● **Collection entries**
>> start
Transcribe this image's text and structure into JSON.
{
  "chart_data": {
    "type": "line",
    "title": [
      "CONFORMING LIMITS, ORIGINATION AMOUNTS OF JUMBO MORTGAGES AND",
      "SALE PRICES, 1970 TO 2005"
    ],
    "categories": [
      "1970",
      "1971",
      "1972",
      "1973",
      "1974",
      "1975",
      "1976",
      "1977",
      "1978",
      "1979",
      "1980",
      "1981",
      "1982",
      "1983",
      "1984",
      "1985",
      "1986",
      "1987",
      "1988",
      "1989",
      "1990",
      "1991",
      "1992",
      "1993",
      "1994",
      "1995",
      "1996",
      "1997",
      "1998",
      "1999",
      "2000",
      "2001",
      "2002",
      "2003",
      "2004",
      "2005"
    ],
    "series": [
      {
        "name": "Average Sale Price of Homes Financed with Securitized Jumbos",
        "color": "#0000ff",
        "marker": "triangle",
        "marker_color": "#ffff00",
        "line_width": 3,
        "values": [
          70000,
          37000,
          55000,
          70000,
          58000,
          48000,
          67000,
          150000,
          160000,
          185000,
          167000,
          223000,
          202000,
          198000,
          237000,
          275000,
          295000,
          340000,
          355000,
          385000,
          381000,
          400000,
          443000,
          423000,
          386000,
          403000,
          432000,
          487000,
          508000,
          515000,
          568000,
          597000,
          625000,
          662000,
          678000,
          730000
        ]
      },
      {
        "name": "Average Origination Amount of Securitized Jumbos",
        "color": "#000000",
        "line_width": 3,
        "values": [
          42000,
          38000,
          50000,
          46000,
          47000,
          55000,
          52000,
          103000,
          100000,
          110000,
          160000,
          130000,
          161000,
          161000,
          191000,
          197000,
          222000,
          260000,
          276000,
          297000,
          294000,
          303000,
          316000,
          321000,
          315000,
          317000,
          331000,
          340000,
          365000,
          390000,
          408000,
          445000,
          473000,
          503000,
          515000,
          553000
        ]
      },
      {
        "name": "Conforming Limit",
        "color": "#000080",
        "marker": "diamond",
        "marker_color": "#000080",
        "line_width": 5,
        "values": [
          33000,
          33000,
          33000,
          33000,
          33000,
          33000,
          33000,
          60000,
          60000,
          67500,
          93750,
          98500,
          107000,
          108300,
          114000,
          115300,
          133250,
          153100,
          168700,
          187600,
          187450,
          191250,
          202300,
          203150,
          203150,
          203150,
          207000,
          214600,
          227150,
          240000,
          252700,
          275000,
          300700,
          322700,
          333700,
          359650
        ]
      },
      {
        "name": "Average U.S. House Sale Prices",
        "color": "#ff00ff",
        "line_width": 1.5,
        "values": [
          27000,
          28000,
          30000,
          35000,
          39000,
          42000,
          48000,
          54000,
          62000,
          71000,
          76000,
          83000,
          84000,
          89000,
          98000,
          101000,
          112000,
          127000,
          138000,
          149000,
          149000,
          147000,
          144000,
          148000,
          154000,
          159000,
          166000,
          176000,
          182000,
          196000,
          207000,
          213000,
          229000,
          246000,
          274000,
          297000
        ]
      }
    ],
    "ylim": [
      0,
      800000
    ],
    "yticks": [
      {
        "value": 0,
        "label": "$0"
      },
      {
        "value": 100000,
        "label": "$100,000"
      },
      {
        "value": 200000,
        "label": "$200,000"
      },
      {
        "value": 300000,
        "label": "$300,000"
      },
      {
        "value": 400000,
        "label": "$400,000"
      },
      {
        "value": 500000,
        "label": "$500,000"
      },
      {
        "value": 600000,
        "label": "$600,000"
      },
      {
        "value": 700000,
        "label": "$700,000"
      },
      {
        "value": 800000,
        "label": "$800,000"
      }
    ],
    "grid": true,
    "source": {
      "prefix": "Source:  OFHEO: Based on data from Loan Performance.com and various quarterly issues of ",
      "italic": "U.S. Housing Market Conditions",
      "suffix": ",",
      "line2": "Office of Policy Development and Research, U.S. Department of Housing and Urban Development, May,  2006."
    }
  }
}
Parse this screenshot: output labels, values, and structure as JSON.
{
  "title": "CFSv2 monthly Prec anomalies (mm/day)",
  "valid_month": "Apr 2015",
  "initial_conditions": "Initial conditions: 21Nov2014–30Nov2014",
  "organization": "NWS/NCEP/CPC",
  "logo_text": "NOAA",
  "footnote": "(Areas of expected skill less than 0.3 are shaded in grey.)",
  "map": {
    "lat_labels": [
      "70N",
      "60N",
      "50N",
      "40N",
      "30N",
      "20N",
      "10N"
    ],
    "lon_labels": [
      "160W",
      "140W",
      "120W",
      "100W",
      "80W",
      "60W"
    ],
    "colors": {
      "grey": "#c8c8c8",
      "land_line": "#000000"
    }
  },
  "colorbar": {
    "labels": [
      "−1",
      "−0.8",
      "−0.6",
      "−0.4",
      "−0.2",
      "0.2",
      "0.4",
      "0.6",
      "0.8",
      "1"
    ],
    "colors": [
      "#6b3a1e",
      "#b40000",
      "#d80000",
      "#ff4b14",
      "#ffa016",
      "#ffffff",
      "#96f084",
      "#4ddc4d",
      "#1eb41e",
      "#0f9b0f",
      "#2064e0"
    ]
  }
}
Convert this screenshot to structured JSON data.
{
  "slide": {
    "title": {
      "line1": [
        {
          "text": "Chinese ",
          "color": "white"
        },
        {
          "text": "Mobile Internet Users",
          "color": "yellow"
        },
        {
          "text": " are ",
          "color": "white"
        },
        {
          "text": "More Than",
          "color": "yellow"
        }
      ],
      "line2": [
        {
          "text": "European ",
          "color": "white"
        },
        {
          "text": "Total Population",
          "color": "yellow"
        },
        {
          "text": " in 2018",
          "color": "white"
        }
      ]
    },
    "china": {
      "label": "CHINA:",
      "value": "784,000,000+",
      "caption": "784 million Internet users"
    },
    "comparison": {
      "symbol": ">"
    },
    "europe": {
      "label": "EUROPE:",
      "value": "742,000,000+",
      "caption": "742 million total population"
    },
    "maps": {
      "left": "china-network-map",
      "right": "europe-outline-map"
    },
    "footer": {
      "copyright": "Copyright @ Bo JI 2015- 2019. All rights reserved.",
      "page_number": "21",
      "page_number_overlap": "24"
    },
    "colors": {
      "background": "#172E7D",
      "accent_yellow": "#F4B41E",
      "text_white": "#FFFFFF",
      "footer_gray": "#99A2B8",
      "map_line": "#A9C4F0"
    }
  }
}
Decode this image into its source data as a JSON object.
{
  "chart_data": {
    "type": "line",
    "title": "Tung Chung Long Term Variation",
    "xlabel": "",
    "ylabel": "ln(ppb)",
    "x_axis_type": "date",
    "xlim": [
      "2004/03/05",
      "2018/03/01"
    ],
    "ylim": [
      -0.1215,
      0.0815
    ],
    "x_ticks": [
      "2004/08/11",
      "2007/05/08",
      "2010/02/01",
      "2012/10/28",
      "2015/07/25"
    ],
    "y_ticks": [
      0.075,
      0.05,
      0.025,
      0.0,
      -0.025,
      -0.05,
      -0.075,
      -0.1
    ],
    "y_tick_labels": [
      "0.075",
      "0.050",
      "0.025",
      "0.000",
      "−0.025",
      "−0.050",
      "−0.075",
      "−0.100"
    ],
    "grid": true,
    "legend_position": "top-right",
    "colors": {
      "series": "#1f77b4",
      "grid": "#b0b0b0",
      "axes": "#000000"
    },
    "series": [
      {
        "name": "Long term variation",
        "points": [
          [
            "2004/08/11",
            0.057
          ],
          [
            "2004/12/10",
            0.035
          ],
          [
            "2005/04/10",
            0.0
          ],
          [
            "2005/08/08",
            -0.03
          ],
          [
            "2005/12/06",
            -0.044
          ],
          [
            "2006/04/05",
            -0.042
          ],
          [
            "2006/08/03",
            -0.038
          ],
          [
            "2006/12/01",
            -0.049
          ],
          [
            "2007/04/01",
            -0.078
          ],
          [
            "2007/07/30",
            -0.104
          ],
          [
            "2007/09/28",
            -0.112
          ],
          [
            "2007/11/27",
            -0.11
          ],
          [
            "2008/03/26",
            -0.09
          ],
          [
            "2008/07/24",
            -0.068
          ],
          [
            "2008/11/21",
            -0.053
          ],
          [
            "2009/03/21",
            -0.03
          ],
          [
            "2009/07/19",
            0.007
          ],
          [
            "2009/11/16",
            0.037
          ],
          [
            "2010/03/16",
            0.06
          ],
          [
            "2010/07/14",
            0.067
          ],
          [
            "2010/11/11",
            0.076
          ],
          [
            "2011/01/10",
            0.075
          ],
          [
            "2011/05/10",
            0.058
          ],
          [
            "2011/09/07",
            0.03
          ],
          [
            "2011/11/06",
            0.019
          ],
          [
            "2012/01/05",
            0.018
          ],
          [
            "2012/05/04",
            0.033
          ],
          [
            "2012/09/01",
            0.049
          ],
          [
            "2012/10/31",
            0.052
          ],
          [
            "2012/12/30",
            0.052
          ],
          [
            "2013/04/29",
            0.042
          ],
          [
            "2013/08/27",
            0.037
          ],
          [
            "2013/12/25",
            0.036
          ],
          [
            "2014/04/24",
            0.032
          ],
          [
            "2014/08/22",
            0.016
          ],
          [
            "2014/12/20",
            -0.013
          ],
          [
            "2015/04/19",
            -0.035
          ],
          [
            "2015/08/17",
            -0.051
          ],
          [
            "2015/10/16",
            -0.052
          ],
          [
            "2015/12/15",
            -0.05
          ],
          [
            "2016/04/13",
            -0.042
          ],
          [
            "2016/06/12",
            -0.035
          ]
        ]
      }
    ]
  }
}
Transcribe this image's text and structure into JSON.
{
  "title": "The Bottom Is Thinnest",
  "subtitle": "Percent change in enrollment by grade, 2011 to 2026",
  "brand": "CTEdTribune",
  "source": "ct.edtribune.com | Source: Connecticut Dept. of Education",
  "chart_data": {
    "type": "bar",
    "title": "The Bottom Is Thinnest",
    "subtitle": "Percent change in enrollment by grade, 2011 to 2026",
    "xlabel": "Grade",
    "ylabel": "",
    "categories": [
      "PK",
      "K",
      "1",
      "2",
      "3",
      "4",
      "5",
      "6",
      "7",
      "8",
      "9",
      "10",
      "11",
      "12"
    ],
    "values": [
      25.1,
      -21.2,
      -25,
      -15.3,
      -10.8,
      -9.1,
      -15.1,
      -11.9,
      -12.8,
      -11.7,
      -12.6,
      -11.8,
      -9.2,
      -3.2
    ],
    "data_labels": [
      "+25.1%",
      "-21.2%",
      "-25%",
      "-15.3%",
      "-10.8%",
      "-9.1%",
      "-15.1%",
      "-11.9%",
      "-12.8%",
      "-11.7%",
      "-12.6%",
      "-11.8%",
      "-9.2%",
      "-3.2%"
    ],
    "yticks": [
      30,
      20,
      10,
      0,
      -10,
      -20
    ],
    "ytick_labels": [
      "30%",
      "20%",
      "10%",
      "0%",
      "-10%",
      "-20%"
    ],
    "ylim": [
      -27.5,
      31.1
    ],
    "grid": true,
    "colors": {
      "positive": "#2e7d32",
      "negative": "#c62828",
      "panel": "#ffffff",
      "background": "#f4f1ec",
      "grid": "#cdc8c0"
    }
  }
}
>> end
● **WORK TO DO**
Of the lines above, how many hold the word "Securitized"? Say the number alone.

● **EXERCISE OUTPUT**
2